***** DATA LINES *****
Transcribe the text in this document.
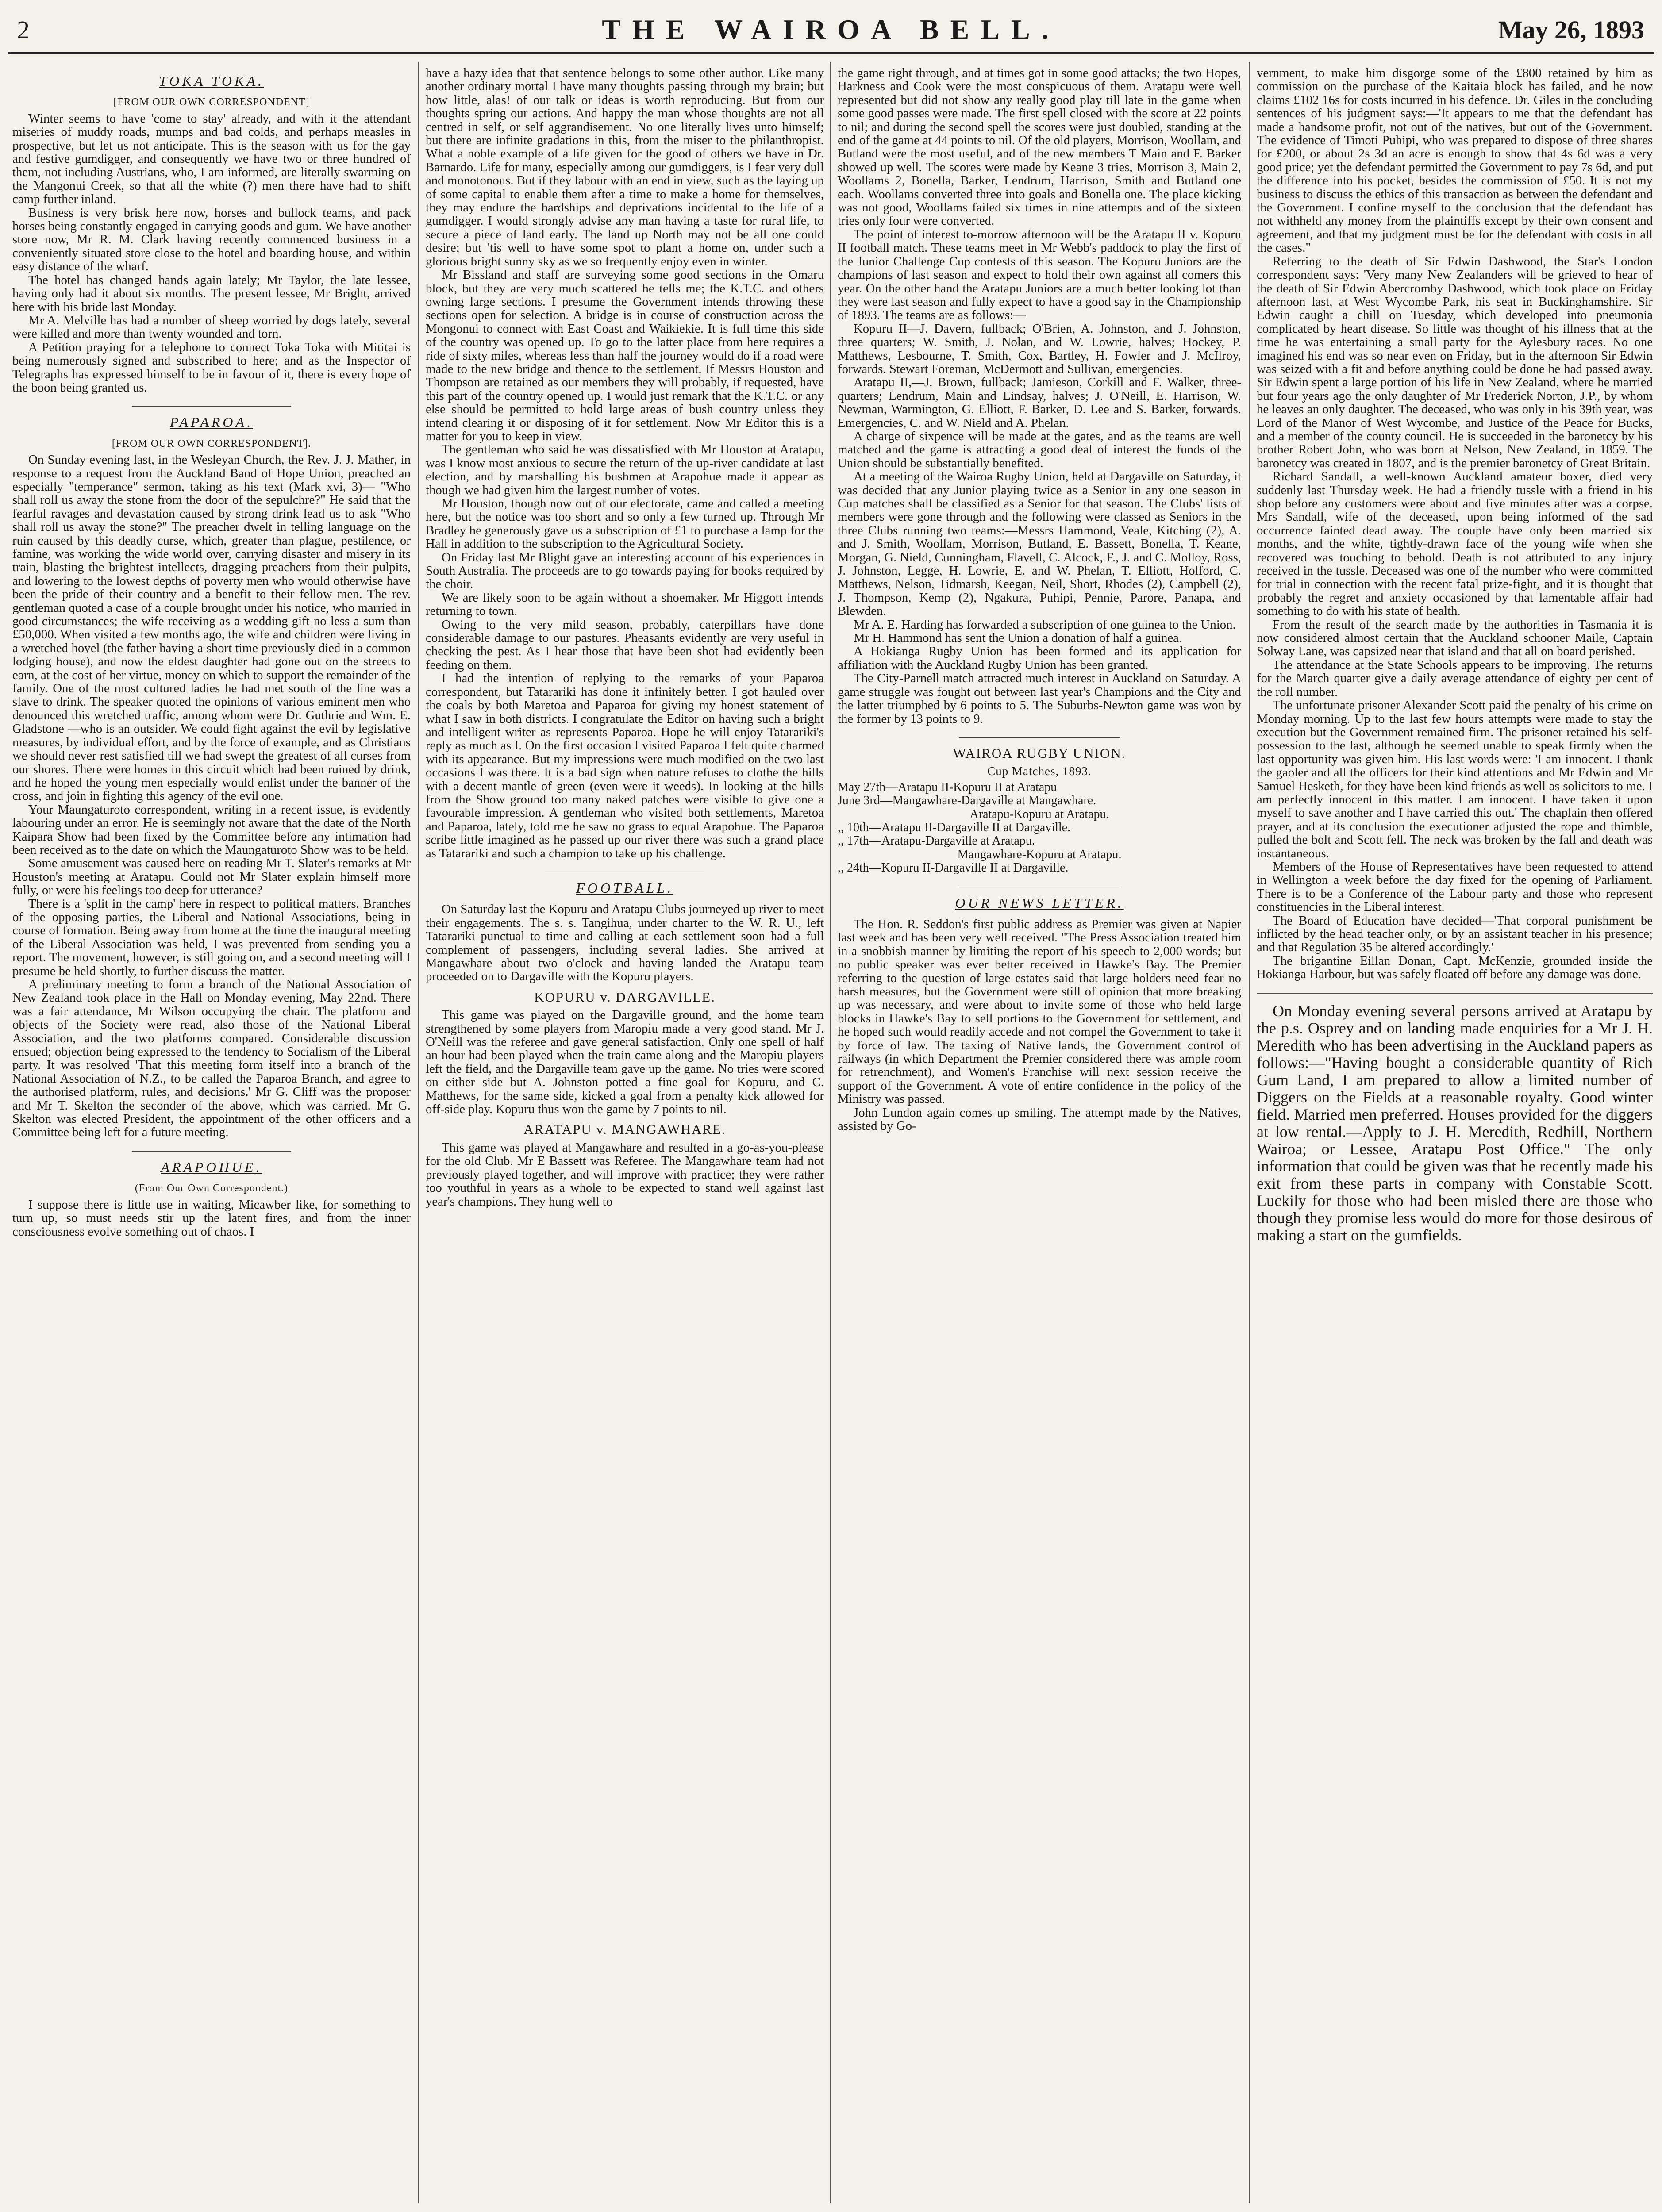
2	THE WAIROA BELL.	May 26, 1893
TOKA TOKA.
[FROM OUR OWN CORRESPONDENT]

Winter seems to have 'come to stay' already, and with it the attendant miseries of muddy roads, mumps and bad colds, and perhaps measles in prospective, but let us not anticipate. This is the season with us for the gay and festive gumdigger, and consequently we have two or three hundred of them, not including Austrians, who, I am informed, are literally swarming on the Mangonui Creek, so that all the white (?) men there have had to shift camp further inland.

Business is very brisk here now, horses and bullock teams, and pack horses being constantly engaged in carrying goods and gum. We have another store now, Mr R. M. Clark having recently commenced business in a conveniently situated store close to the hotel and boarding house, and within easy distance of the wharf.

The hotel has changed hands again lately; Mr Taylor, the late lessee, having only had it about six months. The present lessee, Mr Bright, arrived here with his bride last Monday.

Mr A. Melville has had a number of sheep worried by dogs lately, several were killed and more than twenty wounded and torn.

A Petition praying for a telephone to connect Toka Toka with Mititai is being numerously signed and subscribed to here; and as the Inspector of Telegraphs has expressed himself to be in favour of it, there is every hope of the boon being granted us.

PAPAROA.
[FROM OUR OWN CORRESPONDENT].

On Sunday evening last, in the Wesleyan Church, the Rev. J. J. Mather, in response to a request from the Auckland Band of Hope Union, preached an especially "temperance" sermon, taking as his text (Mark xvi, 3)— "Who shall roll us away the stone from the door of the sepulchre?" He said that the fearful ravages and devastation caused by strong drink lead us to ask "Who shall roll us away the stone?" The preacher dwelt in telling language on the ruin caused by this deadly curse, which, greater than plague, pestilence, or famine, was working the wide world over, carrying disaster and misery in its train, blasting the brightest intellects, dragging preachers from their pulpits, and lowering to the lowest depths of poverty men who would otherwise have been the pride of their country and a benefit to their fellow men. The rev. gentleman quoted a case of a couple brought under his notice, who married in good circumstances; the wife receiving as a wedding gift no less a sum than £50,000. When visited a few months ago, the wife and children were living in a wretched hovel (the father having a short time previously died in a common lodging house), and now the eldest daughter had gone out on the streets to earn, at the cost of her virtue, money on which to support the remainder of the family. One of the most cultured ladies he had met south of the line was a slave to drink. The speaker quoted the opinions of various eminent men who denounced this wretched traffic, among whom were Dr. Guthrie and Wm. E. Gladstone —who is an outsider. We could fight against the evil by legislative measures, by individual effort, and by the force of example, and as Christians we should never rest satisfied till we had swept the greatest of all curses from our shores. There were homes in this circuit which had been ruined by drink, and he hoped the young men especially would enlist under the banner of the cross, and join in fighting this agency of the evil one.

Your Maungaturoto correspondent, writing in a recent issue, is evidently labouring under an error. He is seemingly not aware that the date of the North Kaipara Show had been fixed by the Committee before any intimation had been received as to the date on which the Maungaturoto Show was to be held.

Some amusement was caused here on reading Mr T. Slater's remarks at Mr Houston's meeting at Aratapu. Could not Mr Slater explain himself more fully, or were his feelings too deep for utterance?

There is a 'split in the camp' here in respect to political matters. Branches of the opposing parties, the Liberal and National Associations, being in course of formation. Being away from home at the time the inaugural meeting of the Liberal Association was held, I was prevented from sending you a report. The movement, however, is still going on, and a second meeting will I presume be held shortly, to further discuss the matter.

A preliminary meeting to form a branch of the National Association of New Zealand took place in the Hall on Monday evening, May 22nd. There was a fair attendance, Mr Wilson occupying the chair. The platform and objects of the Society were read, also those of the National Liberal Association, and the two platforms compared. Considerable discussion ensued; objection being expressed to the tendency to Socialism of the Liberal party. It was resolved 'That this meeting form itself into a branch of the National Association of N.Z., to be called the Paparoa Branch, and agree to the authorised platform, rules, and decisions.' Mr G. Cliff was the proposer and Mr T. Skelton the seconder of the above, which was carried. Mr G. Skelton was elected President, the appointment of the other officers and a Committee being left for a future meeting.

ARAPOHUE.
(From Our Own Correspondent.)

I suppose there is little use in waiting, Micawber like, for something to turn up, so must needs stir up the latent fires, and from the inner consciousness evolve something out of chaos. I

have a hazy idea that that sentence belongs to some other author. Like many another ordinary mortal I have many thoughts passing through my brain; but how little, alas! of our talk or ideas is worth reproducing. But from our thoughts spring our actions. And happy the man whose thoughts are not all centred in self, or self aggrandisement. No one literally lives unto himself; but there are infinite gradations in this, from the miser to the philanthropist. What a noble example of a life given for the good of others we have in Dr. Barnardo. Life for many, especially among our gumdiggers, is I fear very dull and monotonous. But if they labour with an end in view, such as the laying up of some capital to enable them after a time to make a home for themselves, they may endure the hardships and deprivations incidental to the life of a gumdigger. I would strongly advise any man having a taste for rural life, to secure a piece of land early. The land up North may not be all one could desire; but 'tis well to have some spot to plant a home on, under such a glorious bright sunny sky as we so frequently enjoy even in winter.

Mr Bissland and staff are surveying some good sections in the Omaru block, but they are very much scattered he tells me; the K.T.C. and others owning large sections. I presume the Government intends throwing these sections open for selection. A bridge is in course of construction across the Mongonui to connect with East Coast and Waikiekie. It is full time this side of the country was opened up. To go to the latter place from here requires a ride of sixty miles, whereas less than half the journey would do if a road were made to the new bridge and thence to the settlement. If Messrs Houston and Thompson are retained as our members they will probably, if requested, have this part of the country opened up. I would just remark that the K.T.C. or any else should be permitted to hold large areas of bush country unless they intend clearing it or disposing of it for settlement. Now Mr Editor this is a matter for you to keep in view.

The gentleman who said he was dissatisfied with Mr Houston at Aratapu, was I know most anxious to secure the return of the up-river candidate at last election, and by marshalling his bushmen at Arapohue made it appear as though we had given him the largest number of votes.

Mr Houston, though now out of our electorate, came and called a meeting here, but the notice was too short and so only a few turned up. Through Mr Bradley he generously gave us a subscription of £1 to purchase a lamp for the Hall in addition to the subscription to the Agricultural Society.

On Friday last Mr Blight gave an interesting account of his experiences in South Australia. The proceeds are to go towards paying for books required by the choir.

We are likely soon to be again without a shoemaker. Mr Higgott intends returning to town.

Owing to the very mild season, probably, caterpillars have done considerable damage to our pastures. Pheasants evidently are very useful in checking the pest. As I hear those that have been shot had evidently been feeding on them.

I had the intention of replying to the remarks of your Paparoa correspondent, but Tatarariki has done it infinitely better. I got hauled over the coals by both Maretoa and Paparoa for giving my honest statement of what I saw in both districts. I congratulate the Editor on having such a bright and intelligent writer as represents Paparoa. Hope he will enjoy Tatarariki's reply as much as I. On the first occasion I visited Paparoa I felt quite charmed with its appearance. But my impressions were much modified on the two last occasions I was there. It is a bad sign when nature refuses to clothe the hills with a decent mantle of green (even were it weeds). In looking at the hills from the Show ground too many naked patches were visible to give one a favourable impression. A gentleman who visited both settlements, Maretoa and Paparoa, lately, told me he saw no grass to equal Arapohue. The Paparoa scribe little imagined as he passed up our river there was such a grand place as Tatarariki and such a champion to take up his challenge.

FOOTBALL.

On Saturday last the Kopuru and Aratapu Clubs journeyed up river to meet their engagements. The s. s. Tangihua, under charter to the W. R. U., left Tatarariki punctual to time and calling at each settlement soon had a full complement of passengers, including several ladies. She arrived at Mangawhare about two o'clock and having landed the Aratapu team proceeded on to Dargaville with the Kopuru players.

KOPURU v. DARGAVILLE.

This game was played on the Dargaville ground, and the home team strengthened by some players from Maropiu made a very good stand. Mr J. O'Neill was the referee and gave general satisfaction. Only one spell of half an hour had been played when the train came along and the Maropiu players left the field, and the Dargaville team gave up the game. No tries were scored on either side but A. Johnston potted a fine goal for Kopuru, and C. Matthews, for the same side, kicked a goal from a penalty kick allowed for off-side play. Kopuru thus won the game by 7 points to nil.

ARATAPU v. MANGAWHARE.

This game was played at Mangawhare and resulted in a go-as-you-please for the old Club. Mr E Bassett was Referee. The Mangawhare team had not previously played together, and will improve with practice; they were rather too youthful in years as a whole to be expected to stand well against last year's champions. They hung well to

the game right through, and at times got in some good attacks; the two Hopes, Harkness and Cook were the most conspicuous of them. Aratapu were well represented but did not show any really good play till late in the game when some good passes were made. The first spell closed with the score at 22 points to nil; and during the second spell the scores were just doubled, standing at the end of the game at 44 points to nil. Of the old players, Morrison, Woollam, and Butland were the most useful, and of the new members T Main and F. Barker showed up well. The scores were made by Keane 3 tries, Morrison 3, Main 2, Woollams 2, Bonella, Barker, Lendrum, Harrison, Smith and Butland one each. Woollams converted three into goals and Bonella one. The place kicking was not good, Woollams failed six times in nine attempts and of the sixteen tries only four were converted.

The point of interest to-morrow afternoon will be the Aratapu II v. Kopuru II football match. These teams meet in Mr Webb's paddock to play the first of the Junior Challenge Cup contests of this season. The Kopuru Juniors are the champions of last season and expect to hold their own against all comers this year. On the other hand the Aratapu Juniors are a much better looking lot than they were last season and fully expect to have a good say in the Championship of 1893. The teams are as follows:—

Kopuru II—J. Davern, fullback; O'Brien, A. Johnston, and J. Johnston, three quarters; W. Smith, J. Nolan, and W. Lowrie, halves; Hockey, P. Matthews, Lesbourne, T. Smith, Cox, Bartley, H. Fowler and J. McIlroy, forwards. Stewart Foreman, McDermott and Sullivan, emergencies.

Aratapu II,—J. Brown, fullback; Jamieson, Corkill and F. Walker, three-quarters; Lendrum, Main and Lindsay, halves; J. O'Neill, E. Harrison, W. Newman, Warmington, G. Elliott, F. Barker, D. Lee and S. Barker, forwards. Emergencies, C. and W. Nield and A. Phelan.

A charge of sixpence will be made at the gates, and as the teams are well matched and the game is attracting a good deal of interest the funds of the Union should be substantially benefited.

At a meeting of the Wairoa Rugby Union, held at Dargaville on Saturday, it was decided that any Junior playing twice as a Senior in any one season in Cup matches shall be classified as a Senior for that season. The Clubs' lists of members were gone through and the following were classed as Seniors in the three Clubs running two teams:—Messrs Hammond, Veale, Kitching (2), A. and J. Smith, Woollam, Morrison, Butland, E. Bassett, Bonella, T. Keane, Morgan, G. Nield, Cunningham, Flavell, C. Alcock, F., J. and C. Molloy, Ross, J. Johnston, Legge, H. Lowrie, E. and W. Phelan, T. Elliott, Holford, C. Matthews, Nelson, Tidmarsh, Keegan, Neil, Short, Rhodes (2), Campbell (2), J. Thompson, Kemp (2), Ngakura, Puhipi, Pennie, Parore, Panapa, and Blewden.

Mr A. E. Harding has forwarded a subscription of one guinea to the Union.

Mr H. Hammond has sent the Union a donation of half a guinea.

A Hokianga Rugby Union has been formed and its application for affiliation with the Auckland Rugby Union has been granted.

The City-Parnell match attracted much interest in Auckland on Saturday. A game struggle was fought out between last year's Champions and the City and the latter triumphed by 6 points to 5. The Suburbs-Newton game was won by the former by 13 points to 9.

WAIROA RUGBY UNION.
Cup Matches, 1893.
May 27th—Aratapu II-Kopuru II at Aratapu
June 3rd—Mangawhare-Dargaville at Mangawhare.
Aratapu-Kopuru at Aratapu.
,, 10th—Aratapu II-Dargaville II at Dargaville.
,, 17th—Aratapu-Dargaville at Aratapu.
Mangawhare-Kopuru at Aratapu.
,, 24th—Kopuru II-Dargaville II at Dargaville.
OUR NEWS LETTER.

The Hon. R. Seddon's first public address as Premier was given at Napier last week and has been very well received. "The Press Association treated him in a snobbish manner by limiting the report of his speech to 2,000 words; but no public speaker was ever better received in Hawke's Bay. The Premier referring to the question of large estates said that large holders need fear no harsh measures, but the Government were still of opinion that more breaking up was necessary, and were about to invite some of those who held large blocks in Hawke's Bay to sell portions to the Government for settlement, and he hoped such would readily accede and not compel the Government to take it by force of law. The taxing of Native lands, the Government control of railways (in which Department the Premier considered there was ample room for retrenchment), and Women's Franchise will next session receive the support of the Government. A vote of entire confidence in the policy of the Ministry was passed.

John Lundon again comes up smiling. The attempt made by the Natives, assisted by Go-

vernment, to make him disgorge some of the £800 retained by him as commission on the purchase of the Kaitaia block has failed, and he now claims £102 16s for costs incurred in his defence. Dr. Giles in the concluding sentences of his judgment says:—'It appears to me that the defendant has made a handsome profit, not out of the natives, but out of the Government. The evidence of Timoti Puhipi, who was prepared to dispose of three shares for £200, or about 2s 3d an acre is enough to show that 4s 6d was a very good price; yet the defendant permitted the Government to pay 7s 6d, and put the difference into his pocket, besides the commission of £50. It is not my business to discuss the ethics of this transaction as between the defendant and the Government. I confine myself to the conclusion that the defendant has not withheld any money from the plaintiffs except by their own consent and agreement, and that my judgment must be for the defendant with costs in all the cases."

Referring to the death of Sir Edwin Dashwood, the Star's London correspondent says: 'Very many New Zealanders will be grieved to hear of the death of Sir Edwin Abercromby Dashwood, which took place on Friday afternoon last, at West Wycombe Park, his seat in Buckinghamshire. Sir Edwin caught a chill on Tuesday, which developed into pneumonia complicated by heart disease. So little was thought of his illness that at the time he was entertaining a small party for the Aylesbury races. No one imagined his end was so near even on Friday, but in the afternoon Sir Edwin was seized with a fit and before anything could be done he had passed away. Sir Edwin spent a large portion of his life in New Zealand, where he married but four years ago the only daughter of Mr Frederick Norton, J.P., by whom he leaves an only daughter. The deceased, who was only in his 39th year, was Lord of the Manor of West Wycombe, and Justice of the Peace for Bucks, and a member of the county council. He is succeeded in the baronetcy by his brother Robert John, who was born at Nelson, New Zealand, in 1859. The baronetcy was created in 1807, and is the premier baronetcy of Great Britain.

Richard Sandall, a well-known Auckland amateur boxer, died very suddenly last Thursday week. He had a friendly tussle with a friend in his shop before any customers were about and five minutes after was a corpse. Mrs Sandall, wife of the deceased, upon being informed of the sad occurrence fainted dead away. The couple have only been married six months, and the white, tightly-drawn face of the young wife when she recovered was touching to behold. Death is not attributed to any injury received in the tussle. Deceased was one of the number who were committed for trial in connection with the recent fatal prize-fight, and it is thought that probably the regret and anxiety occasioned by that lamentable affair had something to do with his state of health.

From the result of the search made by the authorities in Tasmania it is now considered almost certain that the Auckland schooner Maile, Captain Solway Lane, was capsized near that island and that all on board perished.

The attendance at the State Schools appears to be improving. The returns for the March quarter give a daily average attendance of eighty per cent of the roll number.

The unfortunate prisoner Alexander Scott paid the penalty of his crime on Monday morning. Up to the last few hours attempts were made to stay the execution but the Government remained firm. The prisoner retained his self-possession to the last, although he seemed unable to speak firmly when the last opportunity was given him. His last words were: 'I am innocent. I thank the gaoler and all the officers for their kind attentions and Mr Edwin and Mr Samuel Hesketh, for they have been kind friends as well as solicitors to me. I am perfectly innocent in this matter. I am innocent. I have taken it upon myself to save another and I have carried this out.' The chaplain then offered prayer, and at its conclusion the executioner adjusted the rope and thimble, pulled the bolt and Scott fell. The neck was broken by the fall and death was instantaneous.

Members of the House of Representatives have been requested to attend in Wellington a week before the day fixed for the opening of Parliament. There is to be a Conference of the Labour party and those who represent constituencies in the Liberal interest.

The Board of Education have decided—'That corporal punishment be inflicted by the head teacher only, or by an assistant teacher in his presence; and that Regulation 35 be altered accordingly.'

The brigantine Eillan Donan, Capt. McKenzie, grounded inside the Hokianga Harbour, but was safely floated off before any damage was done.

On Monday evening several persons arrived at Aratapu by the p.s. Osprey and on landing made enquiries for a Mr J. H. Meredith who has been advertising in the Auckland papers as follows:—"Having bought a considerable quantity of Rich Gum Land, I am prepared to allow a limited number of Diggers on the Fields at a reasonable royalty. Good winter field. Married men preferred. Houses provided for the diggers at low rental.—Apply to J. H. Meredith, Redhill, Northern Wairoa; or Lessee, Aratapu Post Office." The only information that could be given was that he recently made his exit from these parts in company with Constable Scott. Luckily for those who had been misled there are those who though they promise less would do more for those desirous of making a start on the gumfields.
*****
§ **WHAT THIS TASK INVOLVES**: For each line above that contains the word "fixed", copy that line.

§ **EXERCISE RESPONSE**:
Your Maungaturoto correspondent, writing in a recent issue, is evidently labouring under an error. He is seemingly not aware that the date of the North Kaipara Show had been fixed by the Committee before any intimation had been received as to the date on which the Maungaturoto Show was to be held.
Members of the House of Representatives have been requested to attend in Wellington a week before the day fixed for the opening of Parliament. There is to be a Conference of the Labour party and those who represent constituencies in the Liberal interest.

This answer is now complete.